■ **SHORT EXERCISE 1**
In the Malawi trip account, write out again the part that opens with the words containing "We headed for" and closes with "my heart sank.", switching "roller coaster" to "seesaw".
■ **SHORT EXERCISE 2**
Based on the Malawi trip account, state yes or no for each statement and quote the words that decide it: (a) The flight from the US took 24 hours in the air, with layover times on top of that. (b) The campus is about two hours from the airport. (c) The writer disliked the heat and humidity.
■ **SHORT EXERCISE 3**
According to the Malawi trip account, what common Sunday afternoon activity did the writer later learn about?

■ **SUPPLIED PASSAGE**

----

Love at first sight
My first trip to Malawi was by assignment. I was asked to design and lead an employee service trip to Malawi. I have spent many years at the company building engagement by developing leaders, employees and by executing employee events. This assignment was different from what I had done in the past, but I was excited. I had no idea what I was getting myself into.
I booked a flight to visit Malawi to gain context. The flight from the US was 24 hours in air…plus layover times. I hoped the trip would be worth it.
When we arrived at the airport, I was so surprised that it was so small. It looked like we had landed at a storage unit. I could see a group of Malawians sitting in chairs on a balcony to watch the planes land. I later learned that this is a common Sunday afternoon activity. I loved the heat and humidity!
We headed for the campus about 90 minutes form the airport. The roads are extremely narrow in Malawi and in poor condition. Goats and people are always at risk of being hit as they walk alongside the road. I felt like I was on an emotional roller coaster.
Driving along this road was my first real experience with seeing poverty, real poverty. While driving, I noticed a young boy, maybe 4 years old, taking an empty water bottle and filling it with water from a ditch along the edge of the road. He took a drink and my heart sank.

----

■ **DATASET EXTRACT**

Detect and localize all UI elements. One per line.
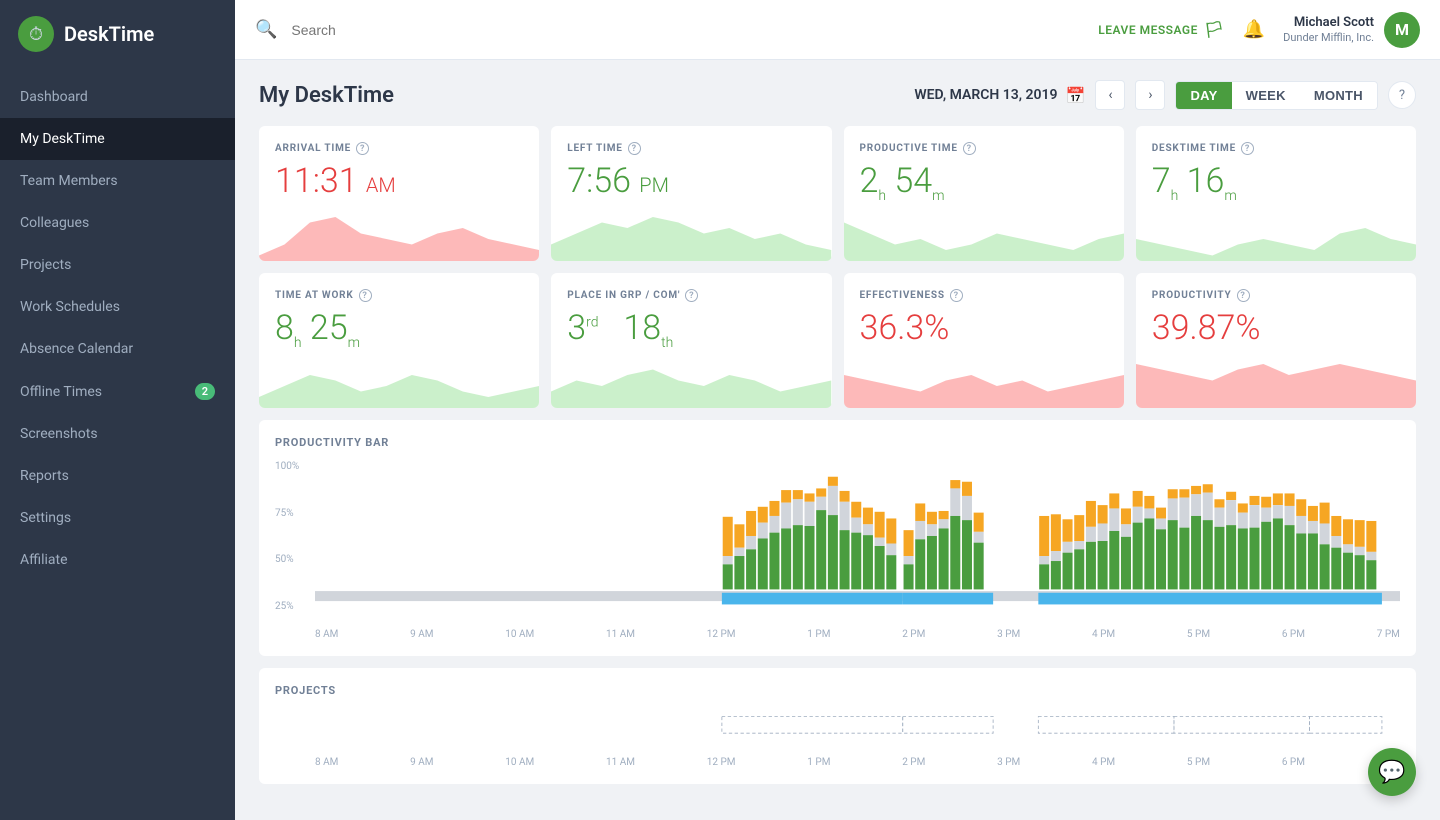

----

■ **RESPONSE 1**
We headed for the campus about 90 minutes form the airport. The roads are extremely narrow in Malawi and in poor condition. Goats and people are always at risk of being hit as they walk alongside the road. I felt like I was on an emotional seesaw.
Driving along this road was my first real experience with seeing poverty, real poverty. While driving, I noticed a young boy, maybe 4 years old, taking an empty water bottle and filling it with water from a ditch along the edge of the road. He took a drink and my heart sank.

■ **RESPONSE 2**
(a) Yes: "The flight from the US was 24 hours in air…plus layover times."
(b) No: "about 90 minutes"
(c) No: "I loved the heat and humidity!"

■ **RESPONSE 3**
People sit in chairs on a balcony at the airport to watch the planes land.